Would you give all of the records again, exactly as they read?

Task input:
● ● ● ●
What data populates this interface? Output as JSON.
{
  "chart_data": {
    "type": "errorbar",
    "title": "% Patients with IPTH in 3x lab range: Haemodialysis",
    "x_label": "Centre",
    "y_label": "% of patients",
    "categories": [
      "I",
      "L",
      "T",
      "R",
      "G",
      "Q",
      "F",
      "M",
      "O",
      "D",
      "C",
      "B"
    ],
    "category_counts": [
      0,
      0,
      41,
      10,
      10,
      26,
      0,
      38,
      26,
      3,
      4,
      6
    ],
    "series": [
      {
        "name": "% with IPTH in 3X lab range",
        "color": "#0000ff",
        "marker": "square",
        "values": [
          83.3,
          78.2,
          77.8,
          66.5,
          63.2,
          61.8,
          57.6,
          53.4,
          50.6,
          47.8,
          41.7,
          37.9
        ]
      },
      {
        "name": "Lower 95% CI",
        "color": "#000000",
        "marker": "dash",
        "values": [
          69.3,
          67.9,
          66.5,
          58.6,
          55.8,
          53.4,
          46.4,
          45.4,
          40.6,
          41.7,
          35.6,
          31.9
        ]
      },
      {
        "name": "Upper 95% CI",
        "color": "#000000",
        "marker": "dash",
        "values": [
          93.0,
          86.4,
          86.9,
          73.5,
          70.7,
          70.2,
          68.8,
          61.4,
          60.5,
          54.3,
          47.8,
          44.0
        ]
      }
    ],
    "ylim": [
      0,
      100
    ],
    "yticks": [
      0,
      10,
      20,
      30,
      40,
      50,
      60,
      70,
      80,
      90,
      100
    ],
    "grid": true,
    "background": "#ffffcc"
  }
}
● ● ● ●
Result:
What data populates this interface? Output as JSON.
{
  "chart_data": {
    "type": "errorbar",
    "title": "% Patients with IPTH in 3x lab range: Haemodialysis",
    "x_label": "Centre",
    "y_label": "% of patients",
    "categories": [
      "I",
      "L",
      "T",
      "R",
      "G",
      "Q",
      "F",
      "M",
      "O",
      "D",
      "C",
      "B"
    ],
    "category_counts": [
      0,
      0,
      41,
      10,
      10,
      26,
      0,
      38,
      26,
      3,
      4,
      6
    ],
    "series": [
      {
        "name": "% with IPTH in 3X lab range",
        "color": "#0000ff",
        "marker": "square",
        "values": [
          83.3,
          78.2,
          77.8,
          66.5,
          63.2,
          61.8,
          57.6,
          53.4,
          50.6,
          47.8,
          41.7,
          37.9
        ]
      },
      {
        "name": "Lower 95% CI",
        "color": "#000000",
        "marker": "dash",
        "values": [
          69.3,
          67.9,
          66.5,
          58.6,
          55.8,
          53.4,
          46.4,
          45.4,
          40.6,
          41.7,
          35.6,
          31.9
        ]
      },
      {
        "name": "Upper 95% CI",
        "color": "#000000",
        "marker": "dash",
        "values": [
          93.0,
          86.4,
          86.9,
          73.5,
          70.7,
          70.2,
          68.8,
          61.4,
          60.5,
          54.3,
          47.8,
          44.0
        ]
      }
    ],
    "ylim": [
      0,
      100
    ],
    "yticks": [
      0,
      10,
      20,
      30,
      40,
      50,
      60,
      70,
      80,
      90,
      100
    ],
    "grid": true,
    "background": "#ffffcc"
  }
}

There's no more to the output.